Excerpt from a dataset
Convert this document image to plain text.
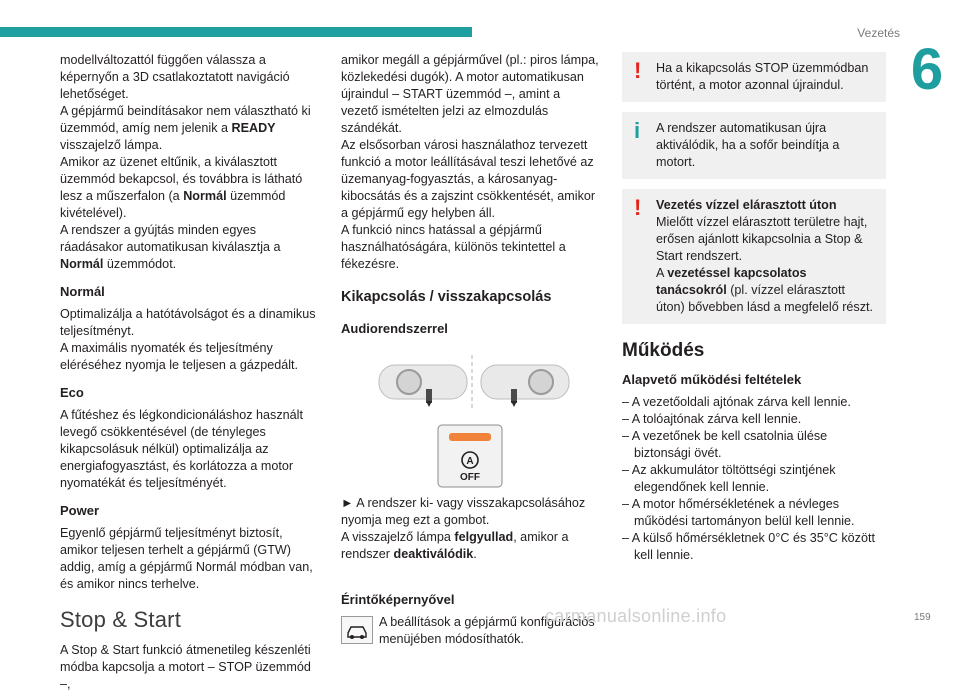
Vezetés
6

modellváltozattól függően válassza a képernyőn a 3D csatlakoztatott navigáció lehetőséget.

A gépjármű beindításakor nem választható ki üzemmód, amíg nem jelenik a READY visszajelző lámpa.

Amikor az üzenet eltűnik, a kiválasztott üzemmód bekapcsol, és továbbra is látható lesz a műszerfalon (a Normál üzemmód kivételével).

A rendszer a gyújtás minden egyes ráadásakor automatikusan kiválasztja a Normál üzemmódot.

Normál

Optimalizálja a hatótávolságot és a dinamikus teljesítményt.

A maximális nyomaték és teljesítmény eléréséhez nyomja le teljesen a gázpedált.

Eco

A fűtéshez és légkondicionáláshoz használt levegő csökkentésével (de tényleges kikapcsolásuk nélkül) optimalizálja az energiafogyasztást, és korlátozza a motor nyomatékát és teljesítményét.

Power

Egyenlő gépjármű teljesítményt biztosít, amikor teljesen terhelt a gépjármű (GTW) addig, amíg a gépjármű Normál módban van, és amikor nincs terhelve.

Stop & Start

A Stop & Start funkció átmenetileg készenléti módba kapcsolja a motort – STOP üzemmód –,

amikor megáll a gépjárművel (pl.: piros lámpa, közlekedési dugók). A motor automatikusan újraindul – START üzemmód –, amint a vezető ismételten jelzi az elmozdulás szándékát.

Az elsősorban városi használathoz tervezett funkció a motor leállításával teszi lehetővé az üzemanyag-fogyasztás, a károsanyag-kibocsátás és a zajszint csökkentését, amikor a gépjármű egy helyben áll.

A funkció nincs hatással a gépjármű használhatóságára, különös tekintettel a fékezésre.

Kikapcsolás / visszakapcsolás
Audiorendszerrel
A
OFF

► A rendszer ki- vagy visszakapcsolásához nyomja meg ezt a gombot.

A visszajelző lámpa felgyullad, amikor a rendszer deaktiválódik.

Érintőképernyővel

A beállítások a gépjármű konfigurációs menüjében módosíthatók.

! Ha a kikapcsolás STOP üzemmódban történt, a motor azonnal újraindul.

i A rendszer automatikusan újra aktiválódik, ha a sofőr beindítja a motort.

! Vezetés vízzel elárasztott úton

Mielőtt vízzel elárasztott területre hajt, erősen ajánlott kikapcsolnia a Stop & Start rendszert.

A vezetéssel kapcsolatos tanácsokról (pl. vízzel elárasztott úton) bővebben lásd a megfelelő részt.

Működés
Alapvető működési feltételek

– A vezetőoldali ajtónak zárva kell lennie.

– A tolóajtónak zárva kell lennie.

– A vezetőnek be kell csatolnia ülése biztonsági övét.

– Az akkumulátor töltöttségi szintjének elegendőnek kell lennie.

– A motor hőmérsékletének a névleges működési tartományon belül kell lennie.

– A külső hőmérsékletnek 0°C és 35°C között kell lennie.

carmanualsonline.info	159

*THE TASK*
Only the number is needed here: how many lines of the records contain "úton"?

*COMPLETED EXERCISE*
2